**AIM OF THE EXERCISE**
How many of these lines hold the string "Discharge"? Answer with the number only.

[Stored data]
Begin

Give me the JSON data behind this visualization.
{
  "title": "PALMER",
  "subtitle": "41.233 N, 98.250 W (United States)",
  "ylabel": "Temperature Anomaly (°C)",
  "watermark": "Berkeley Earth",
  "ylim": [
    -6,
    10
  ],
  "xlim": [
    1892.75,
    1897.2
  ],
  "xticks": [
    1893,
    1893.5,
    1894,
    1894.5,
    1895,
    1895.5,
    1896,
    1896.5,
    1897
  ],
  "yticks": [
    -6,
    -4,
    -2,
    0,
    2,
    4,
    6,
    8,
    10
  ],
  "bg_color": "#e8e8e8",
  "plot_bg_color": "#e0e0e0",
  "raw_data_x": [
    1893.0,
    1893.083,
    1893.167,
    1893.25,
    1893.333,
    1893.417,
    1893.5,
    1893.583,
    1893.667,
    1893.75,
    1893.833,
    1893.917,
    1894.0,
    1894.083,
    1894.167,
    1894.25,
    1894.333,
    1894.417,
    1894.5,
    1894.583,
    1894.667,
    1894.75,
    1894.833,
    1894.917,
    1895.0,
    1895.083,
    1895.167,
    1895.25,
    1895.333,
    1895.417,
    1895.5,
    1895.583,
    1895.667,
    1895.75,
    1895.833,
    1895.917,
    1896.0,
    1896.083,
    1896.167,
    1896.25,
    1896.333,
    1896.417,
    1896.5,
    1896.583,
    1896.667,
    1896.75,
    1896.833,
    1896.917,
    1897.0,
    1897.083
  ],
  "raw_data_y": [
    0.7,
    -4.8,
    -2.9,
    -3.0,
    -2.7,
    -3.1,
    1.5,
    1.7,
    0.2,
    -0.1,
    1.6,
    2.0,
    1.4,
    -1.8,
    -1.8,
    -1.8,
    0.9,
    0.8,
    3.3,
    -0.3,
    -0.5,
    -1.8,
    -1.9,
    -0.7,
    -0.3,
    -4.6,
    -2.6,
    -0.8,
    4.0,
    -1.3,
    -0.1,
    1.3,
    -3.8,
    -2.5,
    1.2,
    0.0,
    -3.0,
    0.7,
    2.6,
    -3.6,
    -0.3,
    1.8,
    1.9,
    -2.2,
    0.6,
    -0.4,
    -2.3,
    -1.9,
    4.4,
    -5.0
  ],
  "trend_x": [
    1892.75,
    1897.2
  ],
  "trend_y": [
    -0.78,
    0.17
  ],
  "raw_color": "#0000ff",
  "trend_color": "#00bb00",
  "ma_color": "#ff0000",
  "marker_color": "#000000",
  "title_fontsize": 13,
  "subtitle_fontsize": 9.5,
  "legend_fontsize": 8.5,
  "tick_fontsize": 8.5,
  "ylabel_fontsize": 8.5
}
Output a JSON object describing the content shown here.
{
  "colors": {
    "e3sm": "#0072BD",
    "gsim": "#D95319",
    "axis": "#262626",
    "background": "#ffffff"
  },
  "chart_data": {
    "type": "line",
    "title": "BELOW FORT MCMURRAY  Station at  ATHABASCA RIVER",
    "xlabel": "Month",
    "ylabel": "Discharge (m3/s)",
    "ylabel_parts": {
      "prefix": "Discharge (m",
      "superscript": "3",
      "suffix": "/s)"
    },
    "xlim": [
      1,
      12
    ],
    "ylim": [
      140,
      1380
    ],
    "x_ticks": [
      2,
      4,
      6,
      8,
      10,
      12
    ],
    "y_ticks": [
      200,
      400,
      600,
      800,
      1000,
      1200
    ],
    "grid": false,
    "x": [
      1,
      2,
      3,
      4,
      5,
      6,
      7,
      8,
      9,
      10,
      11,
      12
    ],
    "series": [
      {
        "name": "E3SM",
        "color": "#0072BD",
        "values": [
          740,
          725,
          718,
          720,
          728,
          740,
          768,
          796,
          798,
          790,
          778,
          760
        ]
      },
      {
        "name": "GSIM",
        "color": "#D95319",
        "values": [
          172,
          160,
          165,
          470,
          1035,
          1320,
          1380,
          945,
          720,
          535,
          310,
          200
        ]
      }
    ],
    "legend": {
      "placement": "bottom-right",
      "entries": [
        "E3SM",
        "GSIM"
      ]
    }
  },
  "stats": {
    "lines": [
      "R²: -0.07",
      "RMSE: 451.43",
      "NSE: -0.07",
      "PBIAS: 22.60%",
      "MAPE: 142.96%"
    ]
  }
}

End

**WRITTEN SOLUTION**
2